Aim of the exercise:
Report only the number of lines in the records that contain the word "meta".

Data rows:
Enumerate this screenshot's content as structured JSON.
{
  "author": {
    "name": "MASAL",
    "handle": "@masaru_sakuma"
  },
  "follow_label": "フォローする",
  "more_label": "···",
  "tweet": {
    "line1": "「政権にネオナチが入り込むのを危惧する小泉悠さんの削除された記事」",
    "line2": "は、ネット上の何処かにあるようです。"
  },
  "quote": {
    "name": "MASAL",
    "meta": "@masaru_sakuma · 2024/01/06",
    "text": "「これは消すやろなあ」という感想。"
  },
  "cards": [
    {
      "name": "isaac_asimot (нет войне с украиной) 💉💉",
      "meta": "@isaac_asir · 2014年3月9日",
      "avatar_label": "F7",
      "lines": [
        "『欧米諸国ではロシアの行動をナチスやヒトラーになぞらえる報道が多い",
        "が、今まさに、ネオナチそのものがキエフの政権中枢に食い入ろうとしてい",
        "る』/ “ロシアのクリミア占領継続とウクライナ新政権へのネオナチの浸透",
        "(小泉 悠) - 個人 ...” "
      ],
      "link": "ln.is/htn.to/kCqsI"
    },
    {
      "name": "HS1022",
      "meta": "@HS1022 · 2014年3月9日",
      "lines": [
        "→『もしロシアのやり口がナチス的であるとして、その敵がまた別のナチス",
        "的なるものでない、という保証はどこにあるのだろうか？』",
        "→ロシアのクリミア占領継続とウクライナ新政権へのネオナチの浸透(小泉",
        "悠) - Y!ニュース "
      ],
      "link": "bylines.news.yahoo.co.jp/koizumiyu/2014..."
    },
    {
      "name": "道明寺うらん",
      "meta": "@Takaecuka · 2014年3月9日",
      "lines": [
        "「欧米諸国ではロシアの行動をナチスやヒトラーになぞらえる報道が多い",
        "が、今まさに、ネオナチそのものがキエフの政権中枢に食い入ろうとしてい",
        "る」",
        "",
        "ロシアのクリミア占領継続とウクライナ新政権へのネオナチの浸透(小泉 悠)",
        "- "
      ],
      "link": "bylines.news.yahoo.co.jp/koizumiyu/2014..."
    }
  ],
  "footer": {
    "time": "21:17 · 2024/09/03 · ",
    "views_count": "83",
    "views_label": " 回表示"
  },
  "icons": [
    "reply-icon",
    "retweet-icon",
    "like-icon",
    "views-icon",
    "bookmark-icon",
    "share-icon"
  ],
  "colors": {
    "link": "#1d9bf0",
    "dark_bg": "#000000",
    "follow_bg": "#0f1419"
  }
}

The answer:
4